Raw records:

___

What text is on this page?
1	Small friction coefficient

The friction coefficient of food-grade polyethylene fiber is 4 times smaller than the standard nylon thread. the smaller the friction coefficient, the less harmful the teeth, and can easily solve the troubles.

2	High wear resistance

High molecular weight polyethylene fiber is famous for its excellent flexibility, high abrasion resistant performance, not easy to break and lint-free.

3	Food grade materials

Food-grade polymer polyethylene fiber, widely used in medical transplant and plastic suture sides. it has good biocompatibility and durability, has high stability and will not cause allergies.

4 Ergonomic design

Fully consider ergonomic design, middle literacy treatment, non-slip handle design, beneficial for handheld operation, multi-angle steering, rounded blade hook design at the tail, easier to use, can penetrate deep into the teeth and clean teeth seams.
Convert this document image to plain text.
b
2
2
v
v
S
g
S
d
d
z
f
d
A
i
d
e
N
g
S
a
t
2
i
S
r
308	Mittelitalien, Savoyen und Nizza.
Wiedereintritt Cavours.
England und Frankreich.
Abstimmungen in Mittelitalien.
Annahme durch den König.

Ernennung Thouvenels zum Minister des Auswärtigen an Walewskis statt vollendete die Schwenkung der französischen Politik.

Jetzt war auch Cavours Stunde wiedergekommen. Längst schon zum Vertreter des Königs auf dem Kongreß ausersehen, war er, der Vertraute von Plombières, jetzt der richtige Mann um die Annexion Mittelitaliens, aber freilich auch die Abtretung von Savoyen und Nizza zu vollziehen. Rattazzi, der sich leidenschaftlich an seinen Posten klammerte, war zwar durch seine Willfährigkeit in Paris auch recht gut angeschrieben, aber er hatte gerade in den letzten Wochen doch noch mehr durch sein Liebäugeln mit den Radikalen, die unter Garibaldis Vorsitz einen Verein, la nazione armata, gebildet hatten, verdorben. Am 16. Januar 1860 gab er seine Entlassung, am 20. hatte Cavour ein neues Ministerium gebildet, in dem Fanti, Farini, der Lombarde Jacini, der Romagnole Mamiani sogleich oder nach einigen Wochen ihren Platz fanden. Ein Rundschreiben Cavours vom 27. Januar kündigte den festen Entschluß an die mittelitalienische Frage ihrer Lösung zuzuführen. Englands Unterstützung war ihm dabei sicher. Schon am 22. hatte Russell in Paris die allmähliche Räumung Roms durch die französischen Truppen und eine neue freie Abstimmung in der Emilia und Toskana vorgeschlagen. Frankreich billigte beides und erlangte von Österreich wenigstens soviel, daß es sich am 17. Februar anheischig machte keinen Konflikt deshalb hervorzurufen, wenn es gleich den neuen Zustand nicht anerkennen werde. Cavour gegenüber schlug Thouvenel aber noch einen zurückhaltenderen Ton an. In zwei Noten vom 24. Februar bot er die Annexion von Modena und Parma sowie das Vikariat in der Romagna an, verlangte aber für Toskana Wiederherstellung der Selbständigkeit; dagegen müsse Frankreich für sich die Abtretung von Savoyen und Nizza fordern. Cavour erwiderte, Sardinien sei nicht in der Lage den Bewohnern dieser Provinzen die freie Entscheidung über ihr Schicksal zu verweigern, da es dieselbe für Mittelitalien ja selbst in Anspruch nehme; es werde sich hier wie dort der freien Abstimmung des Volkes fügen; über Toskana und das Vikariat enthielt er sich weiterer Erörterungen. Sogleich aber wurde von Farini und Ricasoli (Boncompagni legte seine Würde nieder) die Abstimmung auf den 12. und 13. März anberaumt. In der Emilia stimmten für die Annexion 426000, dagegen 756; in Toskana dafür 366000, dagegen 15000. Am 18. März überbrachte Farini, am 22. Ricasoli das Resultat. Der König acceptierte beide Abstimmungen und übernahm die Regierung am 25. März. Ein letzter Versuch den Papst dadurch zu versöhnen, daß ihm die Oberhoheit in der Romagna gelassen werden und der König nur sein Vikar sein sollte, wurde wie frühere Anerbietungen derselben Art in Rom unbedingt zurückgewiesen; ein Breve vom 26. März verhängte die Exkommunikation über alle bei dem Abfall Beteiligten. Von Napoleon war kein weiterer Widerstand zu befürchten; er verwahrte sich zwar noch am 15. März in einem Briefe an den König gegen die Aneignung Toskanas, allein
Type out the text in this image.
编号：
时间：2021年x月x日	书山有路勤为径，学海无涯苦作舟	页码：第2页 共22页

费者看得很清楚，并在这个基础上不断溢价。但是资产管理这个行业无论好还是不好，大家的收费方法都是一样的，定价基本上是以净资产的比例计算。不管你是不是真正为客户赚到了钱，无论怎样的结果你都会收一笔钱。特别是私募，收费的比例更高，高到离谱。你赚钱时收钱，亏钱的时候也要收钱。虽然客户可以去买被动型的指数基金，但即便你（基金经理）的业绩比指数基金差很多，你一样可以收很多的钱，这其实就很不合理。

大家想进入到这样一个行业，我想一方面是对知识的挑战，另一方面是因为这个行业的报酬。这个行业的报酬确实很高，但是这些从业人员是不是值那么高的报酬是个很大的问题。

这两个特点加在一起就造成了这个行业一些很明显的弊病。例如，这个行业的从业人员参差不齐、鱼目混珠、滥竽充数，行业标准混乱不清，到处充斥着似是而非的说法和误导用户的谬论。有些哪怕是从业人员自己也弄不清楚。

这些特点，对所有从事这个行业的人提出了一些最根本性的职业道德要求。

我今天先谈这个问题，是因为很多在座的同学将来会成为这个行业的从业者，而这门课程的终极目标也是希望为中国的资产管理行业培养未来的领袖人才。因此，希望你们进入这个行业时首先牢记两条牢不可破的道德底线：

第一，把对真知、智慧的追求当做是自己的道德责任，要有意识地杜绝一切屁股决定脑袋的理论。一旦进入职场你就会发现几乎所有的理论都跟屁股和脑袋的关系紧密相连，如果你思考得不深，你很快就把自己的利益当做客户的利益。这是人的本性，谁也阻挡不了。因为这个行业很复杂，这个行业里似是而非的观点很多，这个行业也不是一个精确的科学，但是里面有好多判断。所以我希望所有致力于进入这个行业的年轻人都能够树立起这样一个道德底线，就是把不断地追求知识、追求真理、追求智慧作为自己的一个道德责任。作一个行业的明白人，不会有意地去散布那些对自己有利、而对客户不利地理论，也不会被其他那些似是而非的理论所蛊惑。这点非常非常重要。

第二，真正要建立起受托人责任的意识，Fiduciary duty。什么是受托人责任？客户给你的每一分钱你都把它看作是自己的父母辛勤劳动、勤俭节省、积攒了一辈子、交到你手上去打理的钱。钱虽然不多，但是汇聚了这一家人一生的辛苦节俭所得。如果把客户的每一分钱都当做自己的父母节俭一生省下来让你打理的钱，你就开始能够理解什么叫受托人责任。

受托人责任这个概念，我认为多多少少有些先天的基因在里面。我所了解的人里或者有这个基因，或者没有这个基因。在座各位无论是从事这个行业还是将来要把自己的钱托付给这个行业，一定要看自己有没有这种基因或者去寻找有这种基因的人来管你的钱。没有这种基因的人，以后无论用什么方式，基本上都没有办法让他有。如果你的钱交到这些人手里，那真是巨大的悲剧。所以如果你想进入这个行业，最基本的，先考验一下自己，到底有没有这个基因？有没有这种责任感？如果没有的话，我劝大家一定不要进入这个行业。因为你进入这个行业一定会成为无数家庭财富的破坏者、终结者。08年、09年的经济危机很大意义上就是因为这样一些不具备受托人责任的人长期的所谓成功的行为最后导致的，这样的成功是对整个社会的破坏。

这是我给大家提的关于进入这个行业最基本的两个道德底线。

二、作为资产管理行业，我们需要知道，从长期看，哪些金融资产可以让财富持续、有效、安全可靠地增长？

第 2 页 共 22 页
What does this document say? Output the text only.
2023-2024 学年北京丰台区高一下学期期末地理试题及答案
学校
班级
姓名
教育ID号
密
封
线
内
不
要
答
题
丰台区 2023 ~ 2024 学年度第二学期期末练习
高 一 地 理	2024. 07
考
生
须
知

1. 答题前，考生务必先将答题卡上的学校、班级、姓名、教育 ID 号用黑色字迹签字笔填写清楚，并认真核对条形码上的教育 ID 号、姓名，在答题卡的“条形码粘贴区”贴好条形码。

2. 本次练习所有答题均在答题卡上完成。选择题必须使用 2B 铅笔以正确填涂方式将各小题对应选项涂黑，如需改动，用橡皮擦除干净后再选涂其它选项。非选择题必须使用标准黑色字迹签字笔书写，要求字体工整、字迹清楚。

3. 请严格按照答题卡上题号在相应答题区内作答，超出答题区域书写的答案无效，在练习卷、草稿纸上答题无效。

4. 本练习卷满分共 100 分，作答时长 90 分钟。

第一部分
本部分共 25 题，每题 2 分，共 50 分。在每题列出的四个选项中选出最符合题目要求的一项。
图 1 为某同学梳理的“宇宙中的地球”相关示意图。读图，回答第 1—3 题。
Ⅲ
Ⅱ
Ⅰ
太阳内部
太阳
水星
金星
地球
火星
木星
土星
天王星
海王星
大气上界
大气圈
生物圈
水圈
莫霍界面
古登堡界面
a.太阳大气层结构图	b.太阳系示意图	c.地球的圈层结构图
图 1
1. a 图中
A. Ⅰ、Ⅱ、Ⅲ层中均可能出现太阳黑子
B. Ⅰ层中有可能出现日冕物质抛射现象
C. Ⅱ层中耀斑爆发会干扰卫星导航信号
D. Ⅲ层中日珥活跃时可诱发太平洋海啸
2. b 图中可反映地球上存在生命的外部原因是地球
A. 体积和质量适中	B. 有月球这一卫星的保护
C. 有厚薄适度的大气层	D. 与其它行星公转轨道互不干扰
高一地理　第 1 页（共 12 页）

___

DIRECTIONS
Your task is to write out the lines from the one with "What does this" through the end of the records, exactly and with nothing added.

WRITTEN SOLUTION
What does this document say? Output the text only.
2023-2024 学年北京丰台区高一下学期期末地理试题及答案
学校
班级
姓名
教育ID号
密
封
线
内
不
要
答
题
丰台区 2023 ~ 2024 学年度第二学期期末练习
高 一 地 理	2024. 07
考
生
须
知

1. 答题前，考生务必先将答题卡上的学校、班级、姓名、教育 ID 号用黑色字迹签字笔填写清楚，并认真核对条形码上的教育 ID 号、姓名，在答题卡的“条形码粘贴区”贴好条形码。

2. 本次练习所有答题均在答题卡上完成。选择题必须使用 2B 铅笔以正确填涂方式将各小题对应选项涂黑，如需改动，用橡皮擦除干净后再选涂其它选项。非选择题必须使用标准黑色字迹签字笔书写，要求字体工整、字迹清楚。

3. 请严格按照答题卡上题号在相应答题区内作答，超出答题区域书写的答案无效，在练习卷、草稿纸上答题无效。

4. 本练习卷满分共 100 分，作答时长 90 分钟。

第一部分
本部分共 25 题，每题 2 分，共 50 分。在每题列出的四个选项中选出最符合题目要求的一项。
图 1 为某同学梳理的“宇宙中的地球”相关示意图。读图，回答第 1—3 题。
Ⅲ
Ⅱ
Ⅰ
太阳内部
太阳
水星
金星
地球
火星
木星
土星
天王星
海王星
大气上界
大气圈
生物圈
水圈
莫霍界面
古登堡界面
a.太阳大气层结构图	b.太阳系示意图	c.地球的圈层结构图
图 1
1. a 图中
A. Ⅰ、Ⅱ、Ⅲ层中均可能出现太阳黑子
B. Ⅰ层中有可能出现日冕物质抛射现象
C. Ⅱ层中耀斑爆发会干扰卫星导航信号
D. Ⅲ层中日珥活跃时可诱发太平洋海啸
2. b 图中可反映地球上存在生命的外部原因是地球
A. 体积和质量适中	B. 有月球这一卫星的保护
C. 有厚薄适度的大气层	D. 与其它行星公转轨道互不干扰
高一地理　第 1 页（共 12 页）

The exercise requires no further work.